REQUEST:
Within the listing below, locate all lines containing the word "name". Copy each one.

DATA FOR THIS TASK:
•••••
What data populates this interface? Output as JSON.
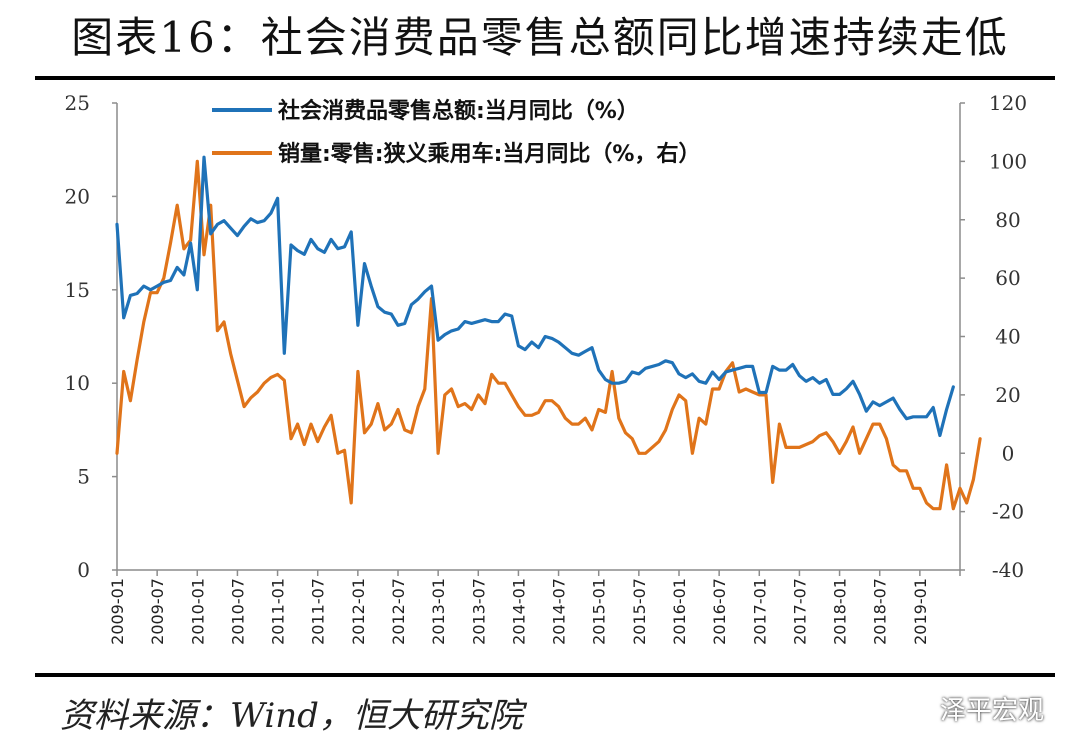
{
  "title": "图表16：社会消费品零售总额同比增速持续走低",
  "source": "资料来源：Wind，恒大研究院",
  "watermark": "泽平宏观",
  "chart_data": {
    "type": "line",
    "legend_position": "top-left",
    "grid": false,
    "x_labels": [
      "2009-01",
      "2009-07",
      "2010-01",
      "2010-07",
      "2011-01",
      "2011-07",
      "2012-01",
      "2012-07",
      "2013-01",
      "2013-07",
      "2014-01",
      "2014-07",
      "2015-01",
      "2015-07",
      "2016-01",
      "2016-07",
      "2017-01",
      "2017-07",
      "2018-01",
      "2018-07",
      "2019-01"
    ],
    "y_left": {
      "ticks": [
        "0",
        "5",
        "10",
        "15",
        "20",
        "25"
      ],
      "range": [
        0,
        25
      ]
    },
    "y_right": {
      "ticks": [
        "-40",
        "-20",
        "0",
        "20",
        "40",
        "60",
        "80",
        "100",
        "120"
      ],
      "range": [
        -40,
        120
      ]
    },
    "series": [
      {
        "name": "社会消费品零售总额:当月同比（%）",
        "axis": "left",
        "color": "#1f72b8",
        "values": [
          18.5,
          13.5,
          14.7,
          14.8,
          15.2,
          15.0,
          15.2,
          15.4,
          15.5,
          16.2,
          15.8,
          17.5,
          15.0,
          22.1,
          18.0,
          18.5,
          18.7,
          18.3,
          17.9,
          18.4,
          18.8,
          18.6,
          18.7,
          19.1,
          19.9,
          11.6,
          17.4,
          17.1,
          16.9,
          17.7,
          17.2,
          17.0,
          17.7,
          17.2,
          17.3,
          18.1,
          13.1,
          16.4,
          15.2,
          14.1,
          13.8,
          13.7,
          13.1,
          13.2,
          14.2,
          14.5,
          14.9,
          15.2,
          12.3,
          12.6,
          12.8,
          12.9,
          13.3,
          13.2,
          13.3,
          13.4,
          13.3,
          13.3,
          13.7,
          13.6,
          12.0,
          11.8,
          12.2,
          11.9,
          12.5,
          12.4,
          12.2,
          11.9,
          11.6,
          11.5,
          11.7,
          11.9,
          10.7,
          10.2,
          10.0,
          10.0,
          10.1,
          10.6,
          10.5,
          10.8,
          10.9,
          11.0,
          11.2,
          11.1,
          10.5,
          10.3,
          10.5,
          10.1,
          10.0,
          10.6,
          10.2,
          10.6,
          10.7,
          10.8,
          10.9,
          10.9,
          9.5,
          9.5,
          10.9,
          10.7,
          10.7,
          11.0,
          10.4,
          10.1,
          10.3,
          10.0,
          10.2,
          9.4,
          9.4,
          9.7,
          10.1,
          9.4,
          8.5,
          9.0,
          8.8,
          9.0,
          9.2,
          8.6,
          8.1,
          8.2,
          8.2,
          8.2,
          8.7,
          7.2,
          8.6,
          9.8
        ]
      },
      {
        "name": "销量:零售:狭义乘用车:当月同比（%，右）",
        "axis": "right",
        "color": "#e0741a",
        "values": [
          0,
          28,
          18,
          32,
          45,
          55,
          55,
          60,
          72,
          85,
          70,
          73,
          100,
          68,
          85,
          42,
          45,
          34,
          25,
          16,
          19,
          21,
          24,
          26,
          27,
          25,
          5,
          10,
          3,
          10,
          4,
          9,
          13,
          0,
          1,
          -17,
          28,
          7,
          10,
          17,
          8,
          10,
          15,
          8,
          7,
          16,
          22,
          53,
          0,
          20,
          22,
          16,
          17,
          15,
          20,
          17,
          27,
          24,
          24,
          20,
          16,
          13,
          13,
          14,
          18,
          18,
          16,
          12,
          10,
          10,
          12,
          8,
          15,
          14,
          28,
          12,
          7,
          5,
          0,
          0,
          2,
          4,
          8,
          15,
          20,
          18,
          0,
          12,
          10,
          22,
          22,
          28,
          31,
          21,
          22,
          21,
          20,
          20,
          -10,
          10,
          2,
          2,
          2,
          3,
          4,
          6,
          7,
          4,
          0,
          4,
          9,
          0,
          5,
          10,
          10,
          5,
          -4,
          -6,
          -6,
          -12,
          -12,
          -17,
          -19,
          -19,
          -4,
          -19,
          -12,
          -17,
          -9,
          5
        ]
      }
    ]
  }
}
•••••
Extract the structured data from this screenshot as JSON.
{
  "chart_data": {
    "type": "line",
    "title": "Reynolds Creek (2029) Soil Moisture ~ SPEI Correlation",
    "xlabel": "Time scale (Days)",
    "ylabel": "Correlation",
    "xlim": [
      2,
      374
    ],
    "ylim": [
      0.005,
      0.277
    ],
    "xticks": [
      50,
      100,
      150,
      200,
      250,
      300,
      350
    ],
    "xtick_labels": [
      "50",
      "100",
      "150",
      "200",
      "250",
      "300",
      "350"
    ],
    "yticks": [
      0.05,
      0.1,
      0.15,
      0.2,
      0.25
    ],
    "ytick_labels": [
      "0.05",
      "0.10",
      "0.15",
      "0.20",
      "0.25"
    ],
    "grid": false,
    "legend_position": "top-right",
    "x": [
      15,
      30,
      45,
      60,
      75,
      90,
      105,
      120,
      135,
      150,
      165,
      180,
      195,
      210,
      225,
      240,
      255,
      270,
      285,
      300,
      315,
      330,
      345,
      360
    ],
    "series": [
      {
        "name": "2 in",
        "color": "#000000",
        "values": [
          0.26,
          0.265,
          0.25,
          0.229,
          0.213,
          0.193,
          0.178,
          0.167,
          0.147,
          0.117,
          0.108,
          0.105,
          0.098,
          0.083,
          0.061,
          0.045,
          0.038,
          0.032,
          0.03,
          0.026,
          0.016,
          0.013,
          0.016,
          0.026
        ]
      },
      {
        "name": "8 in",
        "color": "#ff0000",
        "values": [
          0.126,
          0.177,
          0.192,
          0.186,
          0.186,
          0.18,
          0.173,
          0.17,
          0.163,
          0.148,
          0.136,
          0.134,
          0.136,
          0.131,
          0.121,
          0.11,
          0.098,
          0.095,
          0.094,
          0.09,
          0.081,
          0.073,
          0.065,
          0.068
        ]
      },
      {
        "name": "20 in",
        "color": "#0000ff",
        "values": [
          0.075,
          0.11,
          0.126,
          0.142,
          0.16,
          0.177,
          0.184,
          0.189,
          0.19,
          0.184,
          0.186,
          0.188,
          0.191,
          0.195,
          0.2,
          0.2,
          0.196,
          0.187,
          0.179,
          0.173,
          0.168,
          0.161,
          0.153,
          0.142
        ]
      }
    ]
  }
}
•••••
SOLUTION BELOW:
        "name": "社会消费品零售总额:当月同比（%）",
        "name": "销量:零售:狭义乘用车:当月同比（%，右）",
        "name": "2 in",
        "name": "8 in",
        "name": "20 in",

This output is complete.